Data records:
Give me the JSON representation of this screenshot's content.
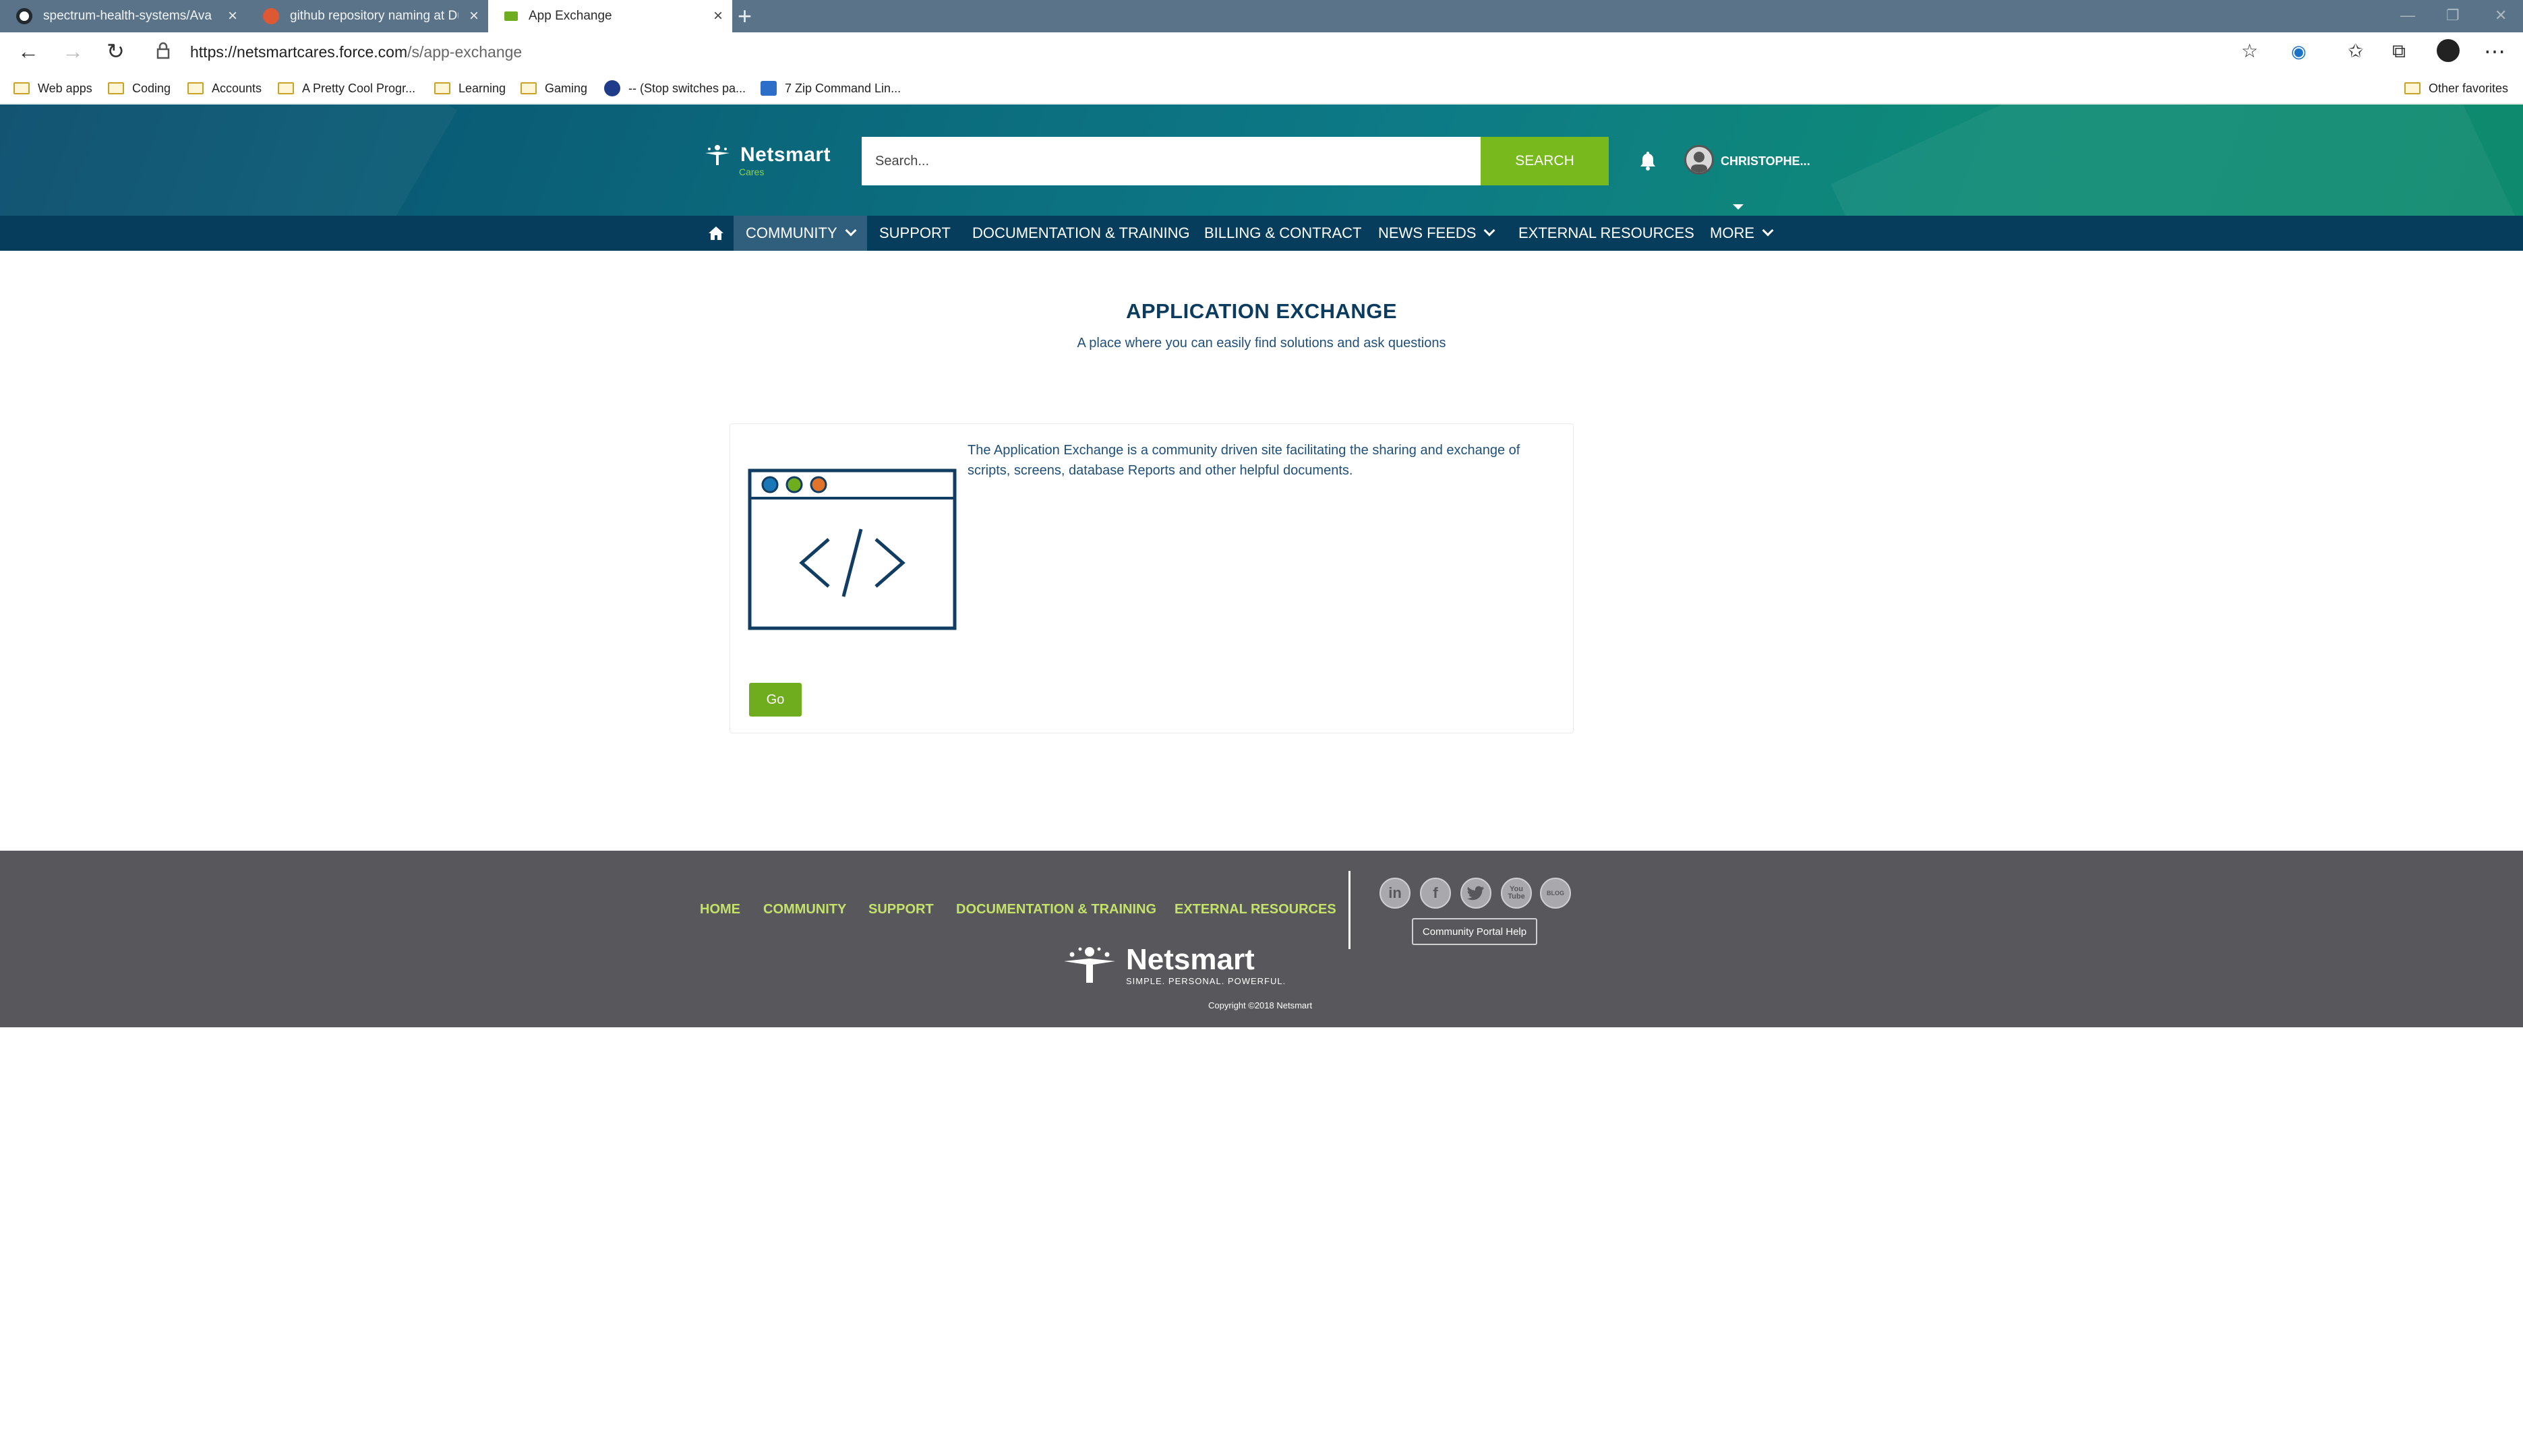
{
  "browser": {
    "tabs": [
      {
        "title": "spectrum-health-systems/Avator",
        "active": false
      },
      {
        "title": "github repository naming at Duc",
        "active": false
      },
      {
        "title": "App Exchange",
        "active": true
      }
    ],
    "url_host": "https://netsmartcares.force.com",
    "url_path": "/s/app-exchange",
    "bookmarks": [
      {
        "label": "Web apps",
        "icon": "folder-icon"
      },
      {
        "label": "Coding",
        "icon": "folder-icon"
      },
      {
        "label": "Accounts",
        "icon": "folder-icon"
      },
      {
        "label": "A Pretty Cool Progr...",
        "icon": "folder-icon"
      },
      {
        "label": "Learning",
        "icon": "folder-icon"
      },
      {
        "label": "Gaming",
        "icon": "folder-icon"
      },
      {
        "label": "-- (Stop switches pa...",
        "icon": "site-icon"
      },
      {
        "label": "7 Zip Command Lin...",
        "icon": "site-icon"
      }
    ],
    "other_favorites": "Other favorites"
  },
  "header": {
    "brand": "Netsmart",
    "brand_sub": "Cares",
    "search_placeholder": "Search...",
    "search_button": "SEARCH",
    "user_name": "CHRISTOPHE..."
  },
  "nav": {
    "items": [
      {
        "label": "COMMUNITY",
        "dropdown": true,
        "active": true
      },
      {
        "label": "SUPPORT",
        "dropdown": false
      },
      {
        "label": "DOCUMENTATION & TRAINING",
        "dropdown": false
      },
      {
        "label": "BILLING & CONTRACT",
        "dropdown": false
      },
      {
        "label": "NEWS FEEDS",
        "dropdown": true
      },
      {
        "label": "EXTERNAL RESOURCES",
        "dropdown": false
      },
      {
        "label": "MORE",
        "dropdown": true
      }
    ]
  },
  "main": {
    "title": "APPLICATION EXCHANGE",
    "subtitle": "A place where you can easily find solutions and ask questions",
    "card": {
      "description": "The Application Exchange is a community driven site facilitating the sharing and exchange of scripts, screens, database Reports and other helpful documents.",
      "button": "Go"
    }
  },
  "footer": {
    "links": [
      "HOME",
      "COMMUNITY",
      "SUPPORT",
      "DOCUMENTATION & TRAINING",
      "EXTERNAL RESOURCES"
    ],
    "social": [
      "linkedin-icon",
      "facebook-icon",
      "twitter-icon",
      "youtube-icon",
      "blog-icon"
    ],
    "social_text": {
      "linkedin": "in",
      "facebook": "f",
      "youtube": "You Tube",
      "blog": "BLOG"
    },
    "help_button": "Community Portal Help",
    "brand": "Netsmart",
    "tagline": "SIMPLE. PERSONAL. POWERFUL.",
    "copyright": "Copyright ©2018 Netsmart"
  },
  "colors": {
    "header_teal": "#0b6b7d",
    "nav_navy": "#073d5c",
    "accent_green": "#78b91e",
    "footer_gray": "#58585c",
    "footer_link": "#c4e26b",
    "title_navy": "#0b3b5e"
  }
}
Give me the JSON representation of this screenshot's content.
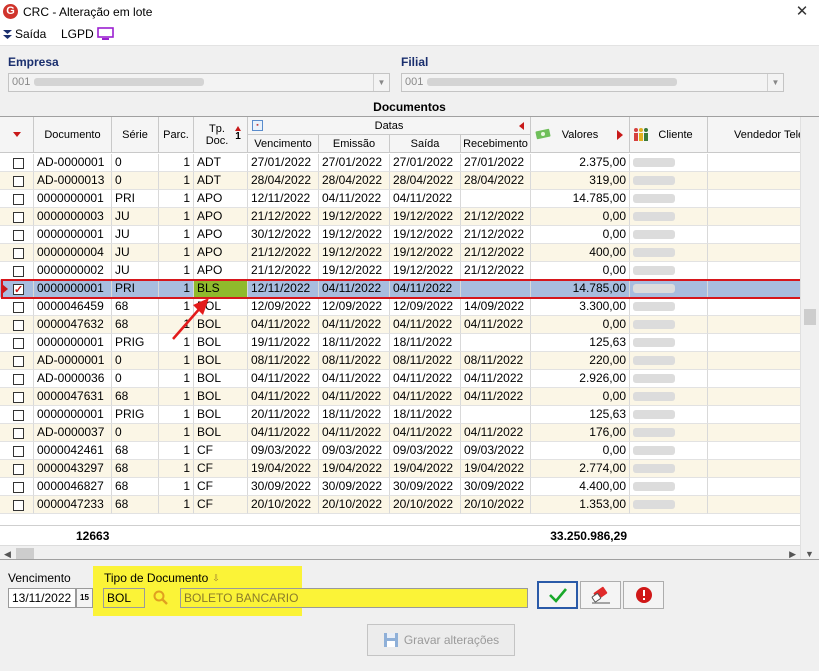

**WORK INSTRUCTIONS**
Collect the lines that hold "EXTERNAL".

**CORRECT RESPONSE**
        "label": "EXTERNAL RESOURCES",
      "EXTERNAL RESOURCES"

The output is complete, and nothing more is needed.